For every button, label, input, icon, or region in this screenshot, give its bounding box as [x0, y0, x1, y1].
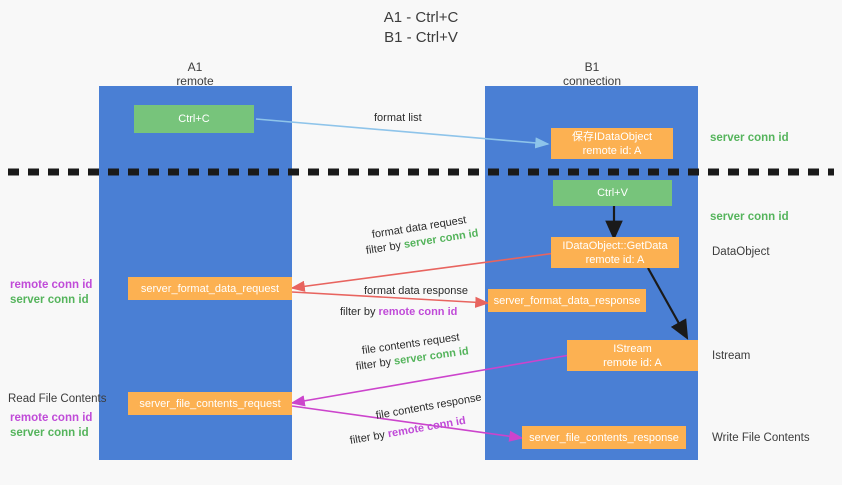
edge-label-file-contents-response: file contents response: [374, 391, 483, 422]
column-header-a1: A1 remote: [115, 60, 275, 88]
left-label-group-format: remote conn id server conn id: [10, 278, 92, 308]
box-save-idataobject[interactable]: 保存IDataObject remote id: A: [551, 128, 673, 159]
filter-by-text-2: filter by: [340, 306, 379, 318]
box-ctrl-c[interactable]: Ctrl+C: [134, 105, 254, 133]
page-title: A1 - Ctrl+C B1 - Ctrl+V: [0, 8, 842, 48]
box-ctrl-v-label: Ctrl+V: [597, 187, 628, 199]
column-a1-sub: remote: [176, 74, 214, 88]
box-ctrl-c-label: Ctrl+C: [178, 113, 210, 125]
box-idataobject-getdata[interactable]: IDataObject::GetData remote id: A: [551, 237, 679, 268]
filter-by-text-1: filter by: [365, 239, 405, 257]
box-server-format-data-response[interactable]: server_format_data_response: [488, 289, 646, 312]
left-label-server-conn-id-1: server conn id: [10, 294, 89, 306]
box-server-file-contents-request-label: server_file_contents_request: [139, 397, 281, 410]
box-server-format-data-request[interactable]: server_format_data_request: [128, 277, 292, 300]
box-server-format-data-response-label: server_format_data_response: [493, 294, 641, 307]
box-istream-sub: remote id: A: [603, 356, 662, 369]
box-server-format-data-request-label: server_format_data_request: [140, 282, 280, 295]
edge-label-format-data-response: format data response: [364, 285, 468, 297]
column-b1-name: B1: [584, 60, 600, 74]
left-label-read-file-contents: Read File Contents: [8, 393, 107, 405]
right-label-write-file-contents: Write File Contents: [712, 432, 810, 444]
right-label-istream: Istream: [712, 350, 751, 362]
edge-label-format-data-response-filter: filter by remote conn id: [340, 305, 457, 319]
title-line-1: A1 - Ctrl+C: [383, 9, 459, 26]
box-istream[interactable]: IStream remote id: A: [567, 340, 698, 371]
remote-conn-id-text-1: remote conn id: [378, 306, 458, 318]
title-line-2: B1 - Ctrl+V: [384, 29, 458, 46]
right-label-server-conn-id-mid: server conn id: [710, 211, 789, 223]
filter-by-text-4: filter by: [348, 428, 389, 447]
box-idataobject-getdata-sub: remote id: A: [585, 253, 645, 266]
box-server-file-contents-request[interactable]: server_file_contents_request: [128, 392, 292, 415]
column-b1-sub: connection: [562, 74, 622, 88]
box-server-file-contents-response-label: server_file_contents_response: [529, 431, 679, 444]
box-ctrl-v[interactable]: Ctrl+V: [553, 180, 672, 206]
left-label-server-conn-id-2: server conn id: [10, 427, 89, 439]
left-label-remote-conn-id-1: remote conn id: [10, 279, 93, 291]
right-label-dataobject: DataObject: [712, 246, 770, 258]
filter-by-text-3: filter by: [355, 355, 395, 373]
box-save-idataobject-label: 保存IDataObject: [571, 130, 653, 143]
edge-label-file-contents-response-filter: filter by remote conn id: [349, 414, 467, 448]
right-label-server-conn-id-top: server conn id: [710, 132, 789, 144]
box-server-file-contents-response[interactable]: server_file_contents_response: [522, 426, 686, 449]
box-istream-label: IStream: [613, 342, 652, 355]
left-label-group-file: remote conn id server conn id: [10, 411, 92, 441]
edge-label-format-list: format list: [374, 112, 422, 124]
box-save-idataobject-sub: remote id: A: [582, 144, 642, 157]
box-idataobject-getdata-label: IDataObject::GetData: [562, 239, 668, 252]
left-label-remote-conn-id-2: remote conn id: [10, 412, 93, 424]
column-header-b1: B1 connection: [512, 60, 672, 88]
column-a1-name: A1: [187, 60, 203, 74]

- - - -

### SET PROBLEM
Can you print the records unchanged, starting at the line containing "edge-label-file-contents-response: file contents" and ending with the line containing "277, 292, 300]", both included?

### WRITTEN SOLUTION
edge-label-file-contents-response: file contents response: [374, 391, 483, 422]
column-header-a1: A1 remote: [115, 60, 275, 88]
left-label-group-format: remote conn id server conn id: [10, 278, 92, 308]
box-save-idataobject[interactable]: 保存IDataObject remote id: A: [551, 128, 673, 159]
filter-by-text-2: filter by: [340, 306, 379, 318]
box-ctrl-c[interactable]: Ctrl+C: [134, 105, 254, 133]
page-title: A1 - Ctrl+C B1 - Ctrl+V: [0, 8, 842, 48]
box-ctrl-v-label: Ctrl+V: [597, 187, 628, 199]
column-a1-sub: remote: [176, 74, 214, 88]
box-ctrl-c-label: Ctrl+C: [178, 113, 210, 125]
box-idataobject-getdata[interactable]: IDataObject::GetData remote id: A: [551, 237, 679, 268]
filter-by-text-1: filter by: [365, 239, 405, 257]
box-server-format-data-response[interactable]: server_format_data_response: [488, 289, 646, 312]
left-label-server-conn-id-1: server conn id: [10, 294, 89, 306]
box-server-file-contents-request-label: server_file_contents_request: [139, 397, 281, 410]
box-server-format-data-request[interactable]: server_format_data_request: [128, 277, 292, 300]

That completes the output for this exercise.